(Records contained in a dataset)
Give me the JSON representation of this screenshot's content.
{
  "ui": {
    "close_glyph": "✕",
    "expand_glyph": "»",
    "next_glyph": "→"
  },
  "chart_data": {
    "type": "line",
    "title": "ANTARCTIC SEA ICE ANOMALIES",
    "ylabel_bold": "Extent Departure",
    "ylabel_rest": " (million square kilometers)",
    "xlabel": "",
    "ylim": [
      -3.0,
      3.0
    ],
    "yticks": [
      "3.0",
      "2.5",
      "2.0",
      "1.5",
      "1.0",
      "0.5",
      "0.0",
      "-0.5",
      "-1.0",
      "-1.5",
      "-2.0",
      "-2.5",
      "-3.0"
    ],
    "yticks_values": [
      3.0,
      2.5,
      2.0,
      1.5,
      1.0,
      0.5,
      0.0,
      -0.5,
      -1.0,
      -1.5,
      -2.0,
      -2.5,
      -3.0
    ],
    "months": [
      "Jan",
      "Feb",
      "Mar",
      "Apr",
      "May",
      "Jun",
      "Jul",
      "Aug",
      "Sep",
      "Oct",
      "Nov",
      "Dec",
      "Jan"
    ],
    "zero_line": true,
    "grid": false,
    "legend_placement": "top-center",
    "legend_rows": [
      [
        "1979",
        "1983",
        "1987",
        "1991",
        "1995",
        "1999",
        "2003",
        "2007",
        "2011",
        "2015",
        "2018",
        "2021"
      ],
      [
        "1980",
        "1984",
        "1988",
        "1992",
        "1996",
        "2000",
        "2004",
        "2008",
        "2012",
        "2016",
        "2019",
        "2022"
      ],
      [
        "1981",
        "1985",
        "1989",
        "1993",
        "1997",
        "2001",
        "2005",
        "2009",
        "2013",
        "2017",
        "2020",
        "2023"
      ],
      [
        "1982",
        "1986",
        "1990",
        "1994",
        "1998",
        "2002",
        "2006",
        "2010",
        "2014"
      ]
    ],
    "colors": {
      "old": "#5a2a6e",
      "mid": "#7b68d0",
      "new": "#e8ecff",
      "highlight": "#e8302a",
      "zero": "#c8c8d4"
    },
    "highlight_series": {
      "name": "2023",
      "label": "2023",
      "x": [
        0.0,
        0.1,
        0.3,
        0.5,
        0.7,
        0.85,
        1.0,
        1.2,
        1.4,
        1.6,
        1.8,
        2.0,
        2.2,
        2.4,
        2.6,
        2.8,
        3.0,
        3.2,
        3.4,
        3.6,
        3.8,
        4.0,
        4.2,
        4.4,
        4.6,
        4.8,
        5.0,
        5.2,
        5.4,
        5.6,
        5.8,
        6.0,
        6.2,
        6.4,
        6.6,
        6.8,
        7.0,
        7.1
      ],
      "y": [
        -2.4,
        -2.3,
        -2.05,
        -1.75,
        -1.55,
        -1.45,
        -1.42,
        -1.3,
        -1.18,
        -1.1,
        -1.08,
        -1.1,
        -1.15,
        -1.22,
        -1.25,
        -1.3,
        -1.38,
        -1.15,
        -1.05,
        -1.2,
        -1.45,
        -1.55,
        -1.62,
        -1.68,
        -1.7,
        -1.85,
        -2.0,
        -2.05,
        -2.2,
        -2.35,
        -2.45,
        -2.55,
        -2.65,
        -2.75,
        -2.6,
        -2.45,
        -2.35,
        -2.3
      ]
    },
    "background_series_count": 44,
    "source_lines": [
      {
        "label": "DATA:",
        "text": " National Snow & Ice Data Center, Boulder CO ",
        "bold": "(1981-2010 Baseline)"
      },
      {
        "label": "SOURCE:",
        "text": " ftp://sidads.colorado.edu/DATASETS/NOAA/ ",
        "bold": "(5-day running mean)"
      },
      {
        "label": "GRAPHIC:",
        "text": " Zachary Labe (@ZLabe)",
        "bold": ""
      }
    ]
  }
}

Exercise brief> Using the records above, copy each line that contains "text".

Exercise response>
        "text": " National Snow & Ice Data Center, Boulder CO ",
        "text": " ftp://sidads.colorado.edu/DATASETS/NOAA/ ",
        "text": " Zachary Labe (@ZLabe)",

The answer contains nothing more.